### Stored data
|---|

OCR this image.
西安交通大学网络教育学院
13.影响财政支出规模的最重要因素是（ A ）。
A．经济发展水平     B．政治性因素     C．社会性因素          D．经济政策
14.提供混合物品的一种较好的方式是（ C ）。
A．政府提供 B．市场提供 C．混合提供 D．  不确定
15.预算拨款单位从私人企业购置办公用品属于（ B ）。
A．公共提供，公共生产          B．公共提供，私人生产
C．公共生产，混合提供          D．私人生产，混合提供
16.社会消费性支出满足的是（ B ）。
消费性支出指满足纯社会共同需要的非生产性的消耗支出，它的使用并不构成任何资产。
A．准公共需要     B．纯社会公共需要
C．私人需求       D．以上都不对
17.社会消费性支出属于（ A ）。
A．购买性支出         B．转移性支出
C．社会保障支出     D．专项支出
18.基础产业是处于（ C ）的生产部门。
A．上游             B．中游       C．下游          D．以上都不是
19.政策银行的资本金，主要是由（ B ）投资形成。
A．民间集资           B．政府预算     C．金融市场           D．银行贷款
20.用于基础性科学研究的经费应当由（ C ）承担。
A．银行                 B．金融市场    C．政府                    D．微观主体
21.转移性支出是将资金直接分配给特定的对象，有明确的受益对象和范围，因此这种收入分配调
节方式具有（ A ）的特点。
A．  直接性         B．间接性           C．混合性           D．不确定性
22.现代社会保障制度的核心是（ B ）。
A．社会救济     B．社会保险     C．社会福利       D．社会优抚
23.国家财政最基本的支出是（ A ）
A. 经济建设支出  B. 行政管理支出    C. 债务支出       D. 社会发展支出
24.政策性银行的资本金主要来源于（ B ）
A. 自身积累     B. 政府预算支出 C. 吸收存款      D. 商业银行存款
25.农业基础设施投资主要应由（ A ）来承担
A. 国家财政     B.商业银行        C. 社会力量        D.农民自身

|---|

### Given task
Every record above should be copied exactly.

### The reply
OCR this image.
西安交通大学网络教育学院
13.影响财政支出规模的最重要因素是（ A ）。
A．经济发展水平     B．政治性因素     C．社会性因素          D．经济政策
14.提供混合物品的一种较好的方式是（ C ）。
A．政府提供 B．市场提供 C．混合提供 D．  不确定
15.预算拨款单位从私人企业购置办公用品属于（ B ）。
A．公共提供，公共生产          B．公共提供，私人生产
C．公共生产，混合提供          D．私人生产，混合提供
16.社会消费性支出满足的是（ B ）。
消费性支出指满足纯社会共同需要的非生产性的消耗支出，它的使用并不构成任何资产。
A．准公共需要     B．纯社会公共需要
C．私人需求       D．以上都不对
17.社会消费性支出属于（ A ）。
A．购买性支出         B．转移性支出
C．社会保障支出     D．专项支出
18.基础产业是处于（ C ）的生产部门。
A．上游             B．中游       C．下游          D．以上都不是
19.政策银行的资本金，主要是由（ B ）投资形成。
A．民间集资           B．政府预算     C．金融市场           D．银行贷款
20.用于基础性科学研究的经费应当由（ C ）承担。
A．银行                 B．金融市场    C．政府                    D．微观主体
21.转移性支出是将资金直接分配给特定的对象，有明确的受益对象和范围，因此这种收入分配调
节方式具有（ A ）的特点。
A．  直接性         B．间接性           C．混合性           D．不确定性
22.现代社会保障制度的核心是（ B ）。
A．社会救济     B．社会保险     C．社会福利       D．社会优抚
23.国家财政最基本的支出是（ A ）
A. 经济建设支出  B. 行政管理支出    C. 债务支出       D. 社会发展支出
24.政策性银行的资本金主要来源于（ B ）
A. 自身积累     B. 政府预算支出 C. 吸收存款      D. 商业银行存款
25.农业基础设施投资主要应由（ A ）来承担
A. 国家财政     B.商业银行        C. 社会力量        D.农民自身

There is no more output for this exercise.